## Work to be completed
Copy the records below exactly as they appear.

[Data entries]
┏━━

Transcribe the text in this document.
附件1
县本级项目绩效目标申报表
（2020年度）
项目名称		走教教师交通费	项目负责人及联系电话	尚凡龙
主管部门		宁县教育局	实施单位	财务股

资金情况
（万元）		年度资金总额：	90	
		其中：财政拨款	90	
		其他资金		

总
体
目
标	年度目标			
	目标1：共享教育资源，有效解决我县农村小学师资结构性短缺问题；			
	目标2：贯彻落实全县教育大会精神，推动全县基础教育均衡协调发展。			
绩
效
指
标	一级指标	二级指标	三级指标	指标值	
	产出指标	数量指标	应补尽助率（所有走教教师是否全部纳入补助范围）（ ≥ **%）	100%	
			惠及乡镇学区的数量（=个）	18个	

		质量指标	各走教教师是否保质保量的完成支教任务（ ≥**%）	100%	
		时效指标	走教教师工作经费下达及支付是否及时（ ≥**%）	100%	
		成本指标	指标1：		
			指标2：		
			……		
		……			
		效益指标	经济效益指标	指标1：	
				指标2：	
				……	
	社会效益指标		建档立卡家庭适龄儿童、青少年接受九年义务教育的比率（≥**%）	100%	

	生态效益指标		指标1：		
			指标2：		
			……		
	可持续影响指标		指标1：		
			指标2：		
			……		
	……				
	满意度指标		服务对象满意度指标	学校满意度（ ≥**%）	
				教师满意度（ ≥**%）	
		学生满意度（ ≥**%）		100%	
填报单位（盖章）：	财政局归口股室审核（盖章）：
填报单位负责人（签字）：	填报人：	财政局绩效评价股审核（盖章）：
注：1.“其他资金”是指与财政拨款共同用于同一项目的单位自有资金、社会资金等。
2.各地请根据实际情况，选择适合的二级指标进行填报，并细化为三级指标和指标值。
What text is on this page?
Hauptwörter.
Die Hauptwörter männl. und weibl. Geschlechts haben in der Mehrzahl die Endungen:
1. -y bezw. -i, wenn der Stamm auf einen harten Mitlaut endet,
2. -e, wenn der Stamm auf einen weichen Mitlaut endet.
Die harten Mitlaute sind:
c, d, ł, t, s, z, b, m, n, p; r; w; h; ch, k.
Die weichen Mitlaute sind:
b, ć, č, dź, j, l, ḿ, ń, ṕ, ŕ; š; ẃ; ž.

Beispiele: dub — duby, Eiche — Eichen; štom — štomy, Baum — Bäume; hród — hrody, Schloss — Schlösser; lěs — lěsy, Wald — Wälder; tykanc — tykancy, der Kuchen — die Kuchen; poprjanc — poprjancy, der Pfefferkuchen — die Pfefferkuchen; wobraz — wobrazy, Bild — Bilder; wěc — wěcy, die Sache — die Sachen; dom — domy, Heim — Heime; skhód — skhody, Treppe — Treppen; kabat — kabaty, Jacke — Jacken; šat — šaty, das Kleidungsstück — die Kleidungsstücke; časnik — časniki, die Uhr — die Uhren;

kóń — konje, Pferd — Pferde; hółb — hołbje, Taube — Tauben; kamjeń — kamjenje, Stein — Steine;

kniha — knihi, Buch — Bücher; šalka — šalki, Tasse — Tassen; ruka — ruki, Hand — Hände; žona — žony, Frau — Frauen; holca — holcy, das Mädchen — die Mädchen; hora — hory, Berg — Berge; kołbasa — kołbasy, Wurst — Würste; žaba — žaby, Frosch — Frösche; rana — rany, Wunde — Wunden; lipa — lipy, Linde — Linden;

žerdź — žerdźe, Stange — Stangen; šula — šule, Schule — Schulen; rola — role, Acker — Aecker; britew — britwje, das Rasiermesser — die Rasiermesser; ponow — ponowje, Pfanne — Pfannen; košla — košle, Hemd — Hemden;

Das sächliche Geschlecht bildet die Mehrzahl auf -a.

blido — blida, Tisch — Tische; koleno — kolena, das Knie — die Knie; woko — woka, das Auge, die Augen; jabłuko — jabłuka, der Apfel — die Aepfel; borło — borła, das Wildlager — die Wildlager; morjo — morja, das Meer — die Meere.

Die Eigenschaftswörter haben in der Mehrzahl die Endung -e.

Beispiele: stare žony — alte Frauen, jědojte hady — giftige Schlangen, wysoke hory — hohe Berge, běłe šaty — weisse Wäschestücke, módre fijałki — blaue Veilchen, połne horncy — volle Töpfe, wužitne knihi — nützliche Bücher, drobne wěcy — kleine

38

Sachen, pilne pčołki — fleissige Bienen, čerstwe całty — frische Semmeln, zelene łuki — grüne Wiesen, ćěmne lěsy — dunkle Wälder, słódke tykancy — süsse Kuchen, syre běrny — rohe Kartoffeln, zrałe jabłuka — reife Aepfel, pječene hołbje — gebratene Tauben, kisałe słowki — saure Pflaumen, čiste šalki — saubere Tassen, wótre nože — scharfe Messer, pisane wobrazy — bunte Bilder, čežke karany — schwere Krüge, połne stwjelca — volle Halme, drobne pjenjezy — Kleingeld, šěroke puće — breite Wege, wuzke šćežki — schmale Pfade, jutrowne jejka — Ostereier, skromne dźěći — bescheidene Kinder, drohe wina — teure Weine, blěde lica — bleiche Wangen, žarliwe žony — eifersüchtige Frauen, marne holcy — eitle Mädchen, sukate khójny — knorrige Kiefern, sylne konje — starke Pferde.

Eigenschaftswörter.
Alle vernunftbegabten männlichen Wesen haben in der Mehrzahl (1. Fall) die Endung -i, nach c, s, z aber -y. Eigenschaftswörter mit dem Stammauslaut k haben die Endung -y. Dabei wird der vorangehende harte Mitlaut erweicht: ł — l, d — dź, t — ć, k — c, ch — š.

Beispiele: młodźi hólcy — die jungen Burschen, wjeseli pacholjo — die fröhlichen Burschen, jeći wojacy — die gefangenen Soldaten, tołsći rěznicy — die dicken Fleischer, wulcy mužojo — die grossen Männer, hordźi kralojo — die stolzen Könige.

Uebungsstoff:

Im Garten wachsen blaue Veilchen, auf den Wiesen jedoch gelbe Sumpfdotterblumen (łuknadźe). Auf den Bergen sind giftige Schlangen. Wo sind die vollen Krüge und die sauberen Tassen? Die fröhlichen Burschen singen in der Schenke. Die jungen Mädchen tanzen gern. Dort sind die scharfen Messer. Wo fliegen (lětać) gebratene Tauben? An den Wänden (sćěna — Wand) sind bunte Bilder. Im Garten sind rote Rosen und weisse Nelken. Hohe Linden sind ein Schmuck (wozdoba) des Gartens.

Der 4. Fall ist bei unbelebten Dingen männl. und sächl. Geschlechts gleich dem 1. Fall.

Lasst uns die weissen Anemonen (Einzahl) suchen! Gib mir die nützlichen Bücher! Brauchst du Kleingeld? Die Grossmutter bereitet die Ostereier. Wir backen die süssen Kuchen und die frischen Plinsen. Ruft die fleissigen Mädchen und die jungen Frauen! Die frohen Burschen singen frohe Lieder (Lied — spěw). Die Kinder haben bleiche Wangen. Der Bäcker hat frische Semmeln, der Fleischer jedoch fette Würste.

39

┗━━

## Exercise output
Transcribe the text in this document.
附件1
县本级项目绩效目标申报表
（2020年度）
项目名称		走教教师交通费	项目负责人及联系电话	尚凡龙
主管部门		宁县教育局	实施单位	财务股

资金情况
（万元）		年度资金总额：	90	
		其中：财政拨款	90	
		其他资金		

总
体
目
标	年度目标			
	目标1：共享教育资源，有效解决我县农村小学师资结构性短缺问题；			
	目标2：贯彻落实全县教育大会精神，推动全县基础教育均衡协调发展。			
绩
效
指
标	一级指标	二级指标	三级指标	指标值	
	产出指标	数量指标	应补尽助率（所有走教教师是否全部纳入补助范围）（ ≥ **%）	100%	
			惠及乡镇学区的数量（=个）	18个	

		质量指标	各走教教师是否保质保量的完成支教任务（ ≥**%）	100%	
		时效指标	走教教师工作经费下达及支付是否及时（ ≥**%）	100%	
		成本指标	指标1：		
			指标2：		
			……		
		……			
		效益指标	经济效益指标	指标1：	
				指标2：	
				……	
	社会效益指标		建档立卡家庭适龄儿童、青少年接受九年义务教育的比率（≥**%）	100%	

	生态效益指标		指标1：		
			指标2：		
			……		
	可持续影响指标		指标1：		
			指标2：		
			……		
	……				
	满意度指标		服务对象满意度指标	学校满意度（ ≥**%）	
				教师满意度（ ≥**%）	
		学生满意度（ ≥**%）		100%	
填报单位（盖章）：	财政局归口股室审核（盖章）：
填报单位负责人（签字）：	填报人：	财政局绩效评价股审核（盖章）：
注：1.“其他资金”是指与财政拨款共同用于同一项目的单位自有资金、社会资金等。
2.各地请根据实际情况，选择适合的二级指标进行填报，并细化为三级指标和指标值。
What text is on this page?
Hauptwörter.
Die Hauptwörter männl. und weibl. Geschlechts haben in der Mehrzahl die Endungen:
1. -y bezw. -i, wenn der Stamm auf einen harten Mitlaut endet,
2. -e, wenn der Stamm auf einen weichen Mitlaut endet.
Die harten Mitlaute sind:
c, d, ł, t, s, z, b, m, n, p; r; w; h; ch, k.
Die weichen Mitlaute sind:
b, ć, č, dź, j, l, ḿ, ń, ṕ, ŕ; š; ẃ; ž.

Beispiele: dub — duby, Eiche — Eichen; štom — štomy, Baum — Bäume; hród — hrody, Schloss — Schlösser; lěs — lěsy, Wald — Wälder; tykanc — tykancy, der Kuchen — die Kuchen; poprjanc — poprjancy, der Pfefferkuchen — die Pfefferkuchen; wobraz — wobrazy, Bild — Bilder; wěc — wěcy, die Sache — die Sachen; dom — domy, Heim — Heime; skhód — skhody, Treppe — Treppen; kabat — kabaty, Jacke — Jacken; šat — šaty, das Kleidungsstück — die Kleidungsstücke; časnik — časniki, die Uhr — die Uhren;

kóń — konje, Pferd — Pferde; hółb — hołbje, Taube — Tauben; kamjeń — kamjenje, Stein — Steine;

kniha — knihi, Buch — Bücher; šalka — šalki, Tasse — Tassen; ruka — ruki, Hand — Hände; žona — žony, Frau — Frauen; holca — holcy, das Mädchen — die Mädchen; hora — hory, Berg — Berge; kołbasa — kołbasy, Wurst — Würste; žaba — žaby, Frosch — Frösche; rana — rany, Wunde — Wunden; lipa — lipy, Linde — Linden;

žerdź — žerdźe, Stange — Stangen; šula — šule, Schule — Schulen; rola — role, Acker — Aecker; britew — britwje, das Rasiermesser — die Rasiermesser; ponow — ponowje, Pfanne — Pfannen; košla — košle, Hemd — Hemden;

Das sächliche Geschlecht bildet die Mehrzahl auf -a.

blido — blida, Tisch — Tische; koleno — kolena, das Knie — die Knie; woko — woka, das Auge, die Augen; jabłuko — jabłuka, der Apfel — die Aepfel; borło — borła, das Wildlager — die Wildlager; morjo — morja, das Meer — die Meere.

Die Eigenschaftswörter haben in der Mehrzahl die Endung -e.

Beispiele: stare žony — alte Frauen, jědojte hady — giftige Schlangen, wysoke hory — hohe Berge, běłe šaty — weisse Wäschestücke, módre fijałki — blaue Veilchen, połne horncy — volle Töpfe, wužitne knihi — nützliche Bücher, drobne wěcy — kleine

38

Sachen, pilne pčołki — fleissige Bienen, čerstwe całty — frische Semmeln, zelene łuki — grüne Wiesen, ćěmne lěsy — dunkle Wälder, słódke tykancy — süsse Kuchen, syre běrny — rohe Kartoffeln, zrałe jabłuka — reife Aepfel, pječene hołbje — gebratene Tauben, kisałe słowki — saure Pflaumen, čiste šalki — saubere Tassen, wótre nože — scharfe Messer, pisane wobrazy — bunte Bilder, čežke karany — schwere Krüge, połne stwjelca — volle Halme, drobne pjenjezy — Kleingeld, šěroke puće — breite Wege, wuzke šćežki — schmale Pfade, jutrowne jejka — Ostereier, skromne dźěći — bescheidene Kinder, drohe wina — teure Weine, blěde lica — bleiche Wangen, žarliwe žony — eifersüchtige Frauen, marne holcy — eitle Mädchen, sukate khójny — knorrige Kiefern, sylne konje — starke Pferde.

Eigenschaftswörter.
Alle vernunftbegabten männlichen Wesen haben in der Mehrzahl (1. Fall) die Endung -i, nach c, s, z aber -y. Eigenschaftswörter mit dem Stammauslaut k haben die Endung -y. Dabei wird der vorangehende harte Mitlaut erweicht: ł — l, d — dź, t — ć, k — c, ch — š.

Beispiele: młodźi hólcy — die jungen Burschen, wjeseli pacholjo — die fröhlichen Burschen, jeći wojacy — die gefangenen Soldaten, tołsći rěznicy — die dicken Fleischer, wulcy mužojo — die grossen Männer, hordźi kralojo — die stolzen Könige.

Uebungsstoff:

Im Garten wachsen blaue Veilchen, auf den Wiesen jedoch gelbe Sumpfdotterblumen (łuknadźe). Auf den Bergen sind giftige Schlangen. Wo sind die vollen Krüge und die sauberen Tassen? Die fröhlichen Burschen singen in der Schenke. Die jungen Mädchen tanzen gern. Dort sind die scharfen Messer. Wo fliegen (lětać) gebratene Tauben? An den Wänden (sćěna — Wand) sind bunte Bilder. Im Garten sind rote Rosen und weisse Nelken. Hohe Linden sind ein Schmuck (wozdoba) des Gartens.

Der 4. Fall ist bei unbelebten Dingen männl. und sächl. Geschlechts gleich dem 1. Fall.

Lasst uns die weissen Anemonen (Einzahl) suchen! Gib mir die nützlichen Bücher! Brauchst du Kleingeld? Die Grossmutter bereitet die Ostereier. Wir backen die süssen Kuchen und die frischen Plinsen. Ruft die fleissigen Mädchen und die jungen Frauen! Die frohen Burschen singen frohe Lieder (Lied — spěw). Die Kinder haben bleiche Wangen. Der Bäcker hat frische Semmeln, der Fleischer jedoch fette Würste.

39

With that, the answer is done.